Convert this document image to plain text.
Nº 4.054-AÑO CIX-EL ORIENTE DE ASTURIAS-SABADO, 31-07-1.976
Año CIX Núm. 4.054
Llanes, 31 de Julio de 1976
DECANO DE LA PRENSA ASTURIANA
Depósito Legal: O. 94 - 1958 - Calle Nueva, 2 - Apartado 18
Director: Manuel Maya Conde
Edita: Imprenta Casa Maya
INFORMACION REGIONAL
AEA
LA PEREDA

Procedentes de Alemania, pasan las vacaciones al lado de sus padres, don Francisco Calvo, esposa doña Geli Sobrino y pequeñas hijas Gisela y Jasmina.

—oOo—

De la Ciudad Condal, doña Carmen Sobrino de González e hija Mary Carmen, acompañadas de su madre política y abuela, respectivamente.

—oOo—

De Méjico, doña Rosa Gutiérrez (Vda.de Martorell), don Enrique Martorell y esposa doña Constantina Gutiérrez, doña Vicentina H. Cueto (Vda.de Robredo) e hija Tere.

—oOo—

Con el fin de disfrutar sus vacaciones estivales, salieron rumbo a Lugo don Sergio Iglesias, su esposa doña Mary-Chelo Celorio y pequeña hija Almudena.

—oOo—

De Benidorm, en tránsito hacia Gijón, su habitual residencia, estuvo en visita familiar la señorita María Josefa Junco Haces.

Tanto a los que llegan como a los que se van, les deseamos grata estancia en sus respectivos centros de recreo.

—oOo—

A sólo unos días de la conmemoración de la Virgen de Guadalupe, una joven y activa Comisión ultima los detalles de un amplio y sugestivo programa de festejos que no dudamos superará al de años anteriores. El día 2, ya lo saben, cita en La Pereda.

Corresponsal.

*TASK PROMPT*:
Copy every record above exactly as it appears.

*RESULT FOR THIS TASK*:
Convert this document image to plain text.
Nº 4.054-AÑO CIX-EL ORIENTE DE ASTURIAS-SABADO, 31-07-1.976
Año CIX Núm. 4.054
Llanes, 31 de Julio de 1976
DECANO DE LA PRENSA ASTURIANA
Depósito Legal: O. 94 - 1958 - Calle Nueva, 2 - Apartado 18
Director: Manuel Maya Conde
Edita: Imprenta Casa Maya
INFORMACION REGIONAL
AEA
LA PEREDA

Procedentes de Alemania, pasan las vacaciones al lado de sus padres, don Francisco Calvo, esposa doña Geli Sobrino y pequeñas hijas Gisela y Jasmina.

—oOo—

De la Ciudad Condal, doña Carmen Sobrino de González e hija Mary Carmen, acompañadas de su madre política y abuela, respectivamente.

—oOo—

De Méjico, doña Rosa Gutiérrez (Vda.de Martorell), don Enrique Martorell y esposa doña Constantina Gutiérrez, doña Vicentina H. Cueto (Vda.de Robredo) e hija Tere.

—oOo—

Con el fin de disfrutar sus vacaciones estivales, salieron rumbo a Lugo don Sergio Iglesias, su esposa doña Mary-Chelo Celorio y pequeña hija Almudena.

—oOo—

De Benidorm, en tránsito hacia Gijón, su habitual residencia, estuvo en visita familiar la señorita María Josefa Junco Haces.

Tanto a los que llegan como a los que se van, les deseamos grata estancia en sus respectivos centros de recreo.

—oOo—

A sólo unos días de la conmemoración de la Virgen de Guadalupe, una joven y activa Comisión ultima los detalles de un amplio y sugestivo programa de festejos que no dudamos superará al de años anteriores. El día 2, ya lo saben, cita en La Pereda.

Corresponsal.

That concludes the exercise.